§ Seção de texto:
Segundo trecho: Acaraú/Mundaú

Na manhã seguinte, aguardamos os primeiros pescadores saírem para segui-los num novo canal, dessa vez no rumo de Fortaleza. Navegamos sobre o baixio e entre os currais e foi emocionante velejar a 5/6 nós, com apenas 90 cm de água, durante muito tempo.

O vento foi mais brando do que no dia anterior e precisamos dar alguns bordos pra seguir a costa. Chegamos em Mundaú às 19:30 e desembarcamos numa batera que “pedimos emprestado” sem que o dono soubesse. Jantamos, eu fui dormir numa pousada (R$ 15,00 a diária) e o Alex e o Gordo voltaram pra dormir no barco, depois de visitarem amigos locais.

Terceiro trecho: Mundaú/Fortaleza

Acordamos cedo e o barco veio me pegar na praia, bem em frente da pousada. Após livrarmos um baixio e um curral que ficam logo em frente a Mundaú, aproamos a Fortaleza, com vento fraco e, ajudados pelo motor (Mercury 15hp), fizemos o trecho final num bordo só, praticamente reto.

Faltando uns 500 metros para o local de ancoragem, em frente a meu apartamento em Fortaleza, a ferragem do leme de bombordo rompeu-se com um estalo (solda original mal feita). Baixamos as velas, recolhemos ambos os lemes (poderíamos ter prosseguido apenas com um leme) e seguimos guiando com o motor. Aportamos em Fortaleza às 18:46.

§ Dados fornecidos:
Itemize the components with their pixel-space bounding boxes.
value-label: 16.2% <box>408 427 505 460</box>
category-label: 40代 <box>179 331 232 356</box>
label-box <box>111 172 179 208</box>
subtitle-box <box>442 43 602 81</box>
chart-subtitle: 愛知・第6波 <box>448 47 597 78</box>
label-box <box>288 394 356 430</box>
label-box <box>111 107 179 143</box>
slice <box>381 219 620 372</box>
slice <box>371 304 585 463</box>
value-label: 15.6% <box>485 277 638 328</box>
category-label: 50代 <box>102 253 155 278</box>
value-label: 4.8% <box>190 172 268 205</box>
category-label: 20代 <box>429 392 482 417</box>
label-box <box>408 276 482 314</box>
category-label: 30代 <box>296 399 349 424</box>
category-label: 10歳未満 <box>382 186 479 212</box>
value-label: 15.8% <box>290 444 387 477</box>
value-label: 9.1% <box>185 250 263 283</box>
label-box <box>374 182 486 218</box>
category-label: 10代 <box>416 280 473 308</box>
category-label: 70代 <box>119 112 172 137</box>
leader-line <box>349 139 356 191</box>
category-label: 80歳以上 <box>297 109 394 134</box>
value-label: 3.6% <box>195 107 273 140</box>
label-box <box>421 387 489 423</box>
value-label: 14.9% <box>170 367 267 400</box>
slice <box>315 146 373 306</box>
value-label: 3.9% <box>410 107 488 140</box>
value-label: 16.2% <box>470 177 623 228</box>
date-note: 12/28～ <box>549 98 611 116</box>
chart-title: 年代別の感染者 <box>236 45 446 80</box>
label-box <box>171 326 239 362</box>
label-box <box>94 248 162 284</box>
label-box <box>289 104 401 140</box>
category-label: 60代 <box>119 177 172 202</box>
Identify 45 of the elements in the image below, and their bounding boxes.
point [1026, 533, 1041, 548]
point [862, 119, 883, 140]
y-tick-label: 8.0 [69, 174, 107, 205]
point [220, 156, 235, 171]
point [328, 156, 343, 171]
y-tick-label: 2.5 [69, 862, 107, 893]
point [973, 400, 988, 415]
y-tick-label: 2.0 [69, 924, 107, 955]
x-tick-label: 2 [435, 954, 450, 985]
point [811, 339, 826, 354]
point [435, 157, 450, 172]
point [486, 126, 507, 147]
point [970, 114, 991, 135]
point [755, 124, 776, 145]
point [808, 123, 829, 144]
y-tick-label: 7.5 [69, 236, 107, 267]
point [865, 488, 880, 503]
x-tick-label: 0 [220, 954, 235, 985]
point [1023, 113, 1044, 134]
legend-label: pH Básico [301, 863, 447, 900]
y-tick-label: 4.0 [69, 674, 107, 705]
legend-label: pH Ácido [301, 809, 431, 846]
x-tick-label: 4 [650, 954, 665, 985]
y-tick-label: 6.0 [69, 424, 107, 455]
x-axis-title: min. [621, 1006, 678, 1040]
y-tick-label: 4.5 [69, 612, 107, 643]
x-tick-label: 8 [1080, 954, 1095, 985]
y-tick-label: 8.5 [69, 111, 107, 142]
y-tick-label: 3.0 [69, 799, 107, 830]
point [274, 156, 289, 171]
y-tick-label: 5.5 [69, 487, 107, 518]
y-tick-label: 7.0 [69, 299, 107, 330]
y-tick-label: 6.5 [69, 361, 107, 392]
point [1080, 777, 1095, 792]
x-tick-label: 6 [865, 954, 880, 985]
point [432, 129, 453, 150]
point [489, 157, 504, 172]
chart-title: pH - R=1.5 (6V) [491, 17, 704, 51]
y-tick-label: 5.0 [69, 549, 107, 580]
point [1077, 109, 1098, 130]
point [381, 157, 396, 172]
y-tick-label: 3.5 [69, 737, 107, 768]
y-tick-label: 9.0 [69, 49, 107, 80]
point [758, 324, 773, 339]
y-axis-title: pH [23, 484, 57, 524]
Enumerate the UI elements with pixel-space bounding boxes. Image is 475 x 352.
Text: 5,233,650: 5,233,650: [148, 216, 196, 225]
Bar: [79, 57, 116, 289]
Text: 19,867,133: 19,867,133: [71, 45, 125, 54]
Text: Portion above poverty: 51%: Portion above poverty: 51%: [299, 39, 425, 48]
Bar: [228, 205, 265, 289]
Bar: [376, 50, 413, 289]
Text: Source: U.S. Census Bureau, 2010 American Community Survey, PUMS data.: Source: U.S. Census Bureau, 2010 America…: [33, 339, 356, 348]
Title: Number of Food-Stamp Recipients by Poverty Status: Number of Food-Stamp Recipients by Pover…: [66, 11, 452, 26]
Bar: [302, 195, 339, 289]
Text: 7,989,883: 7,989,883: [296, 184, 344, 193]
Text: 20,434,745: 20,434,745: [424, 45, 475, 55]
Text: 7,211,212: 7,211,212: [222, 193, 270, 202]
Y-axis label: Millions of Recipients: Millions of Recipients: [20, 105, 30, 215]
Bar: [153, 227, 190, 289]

§ Experimente: Pode repetir, palavra por palavra, o relato da velejada até Fortaleza que aparece acima?

§ Sua resposta:
Segundo trecho: Acaraú/Mundaú

Na manhã seguinte, aguardamos os primeiros pescadores saírem para segui-los num novo canal, dessa vez no rumo de Fortaleza. Navegamos sobre o baixio e entre os currais e foi emocionante velejar a 5/6 nós, com apenas 90 cm de água, durante muito tempo.

O vento foi mais brando do que no dia anterior e precisamos dar alguns bordos pra seguir a costa. Chegamos em Mundaú às 19:30 e desembarcamos numa batera que “pedimos emprestado” sem que o dono soubesse. Jantamos, eu fui dormir numa pousada (R$ 15,00 a diária) e o Alex e o Gordo voltaram pra dormir no barco, depois de visitarem amigos locais.

Terceiro trecho: Mundaú/Fortaleza

Acordamos cedo e o barco veio me pegar na praia, bem em frente da pousada. Após livrarmos um baixio e um curral que ficam logo em frente a Mundaú, aproamos a Fortaleza, com vento fraco e, ajudados pelo motor (Mercury 15hp), fizemos o trecho final num bordo só, praticamente reto.

Faltando uns 500 metros para o local de ancoragem, em frente a meu apartamento em Fortaleza, a ferragem do leme de bombordo rompeu-se com um estalo (solda original mal feita). Baixamos as velas, recolhemos ambos os lemes (poderíamos ter prosseguido apenas com um leme) e seguimos guiando com o motor. Aportamos em Fortaleza às 18:46.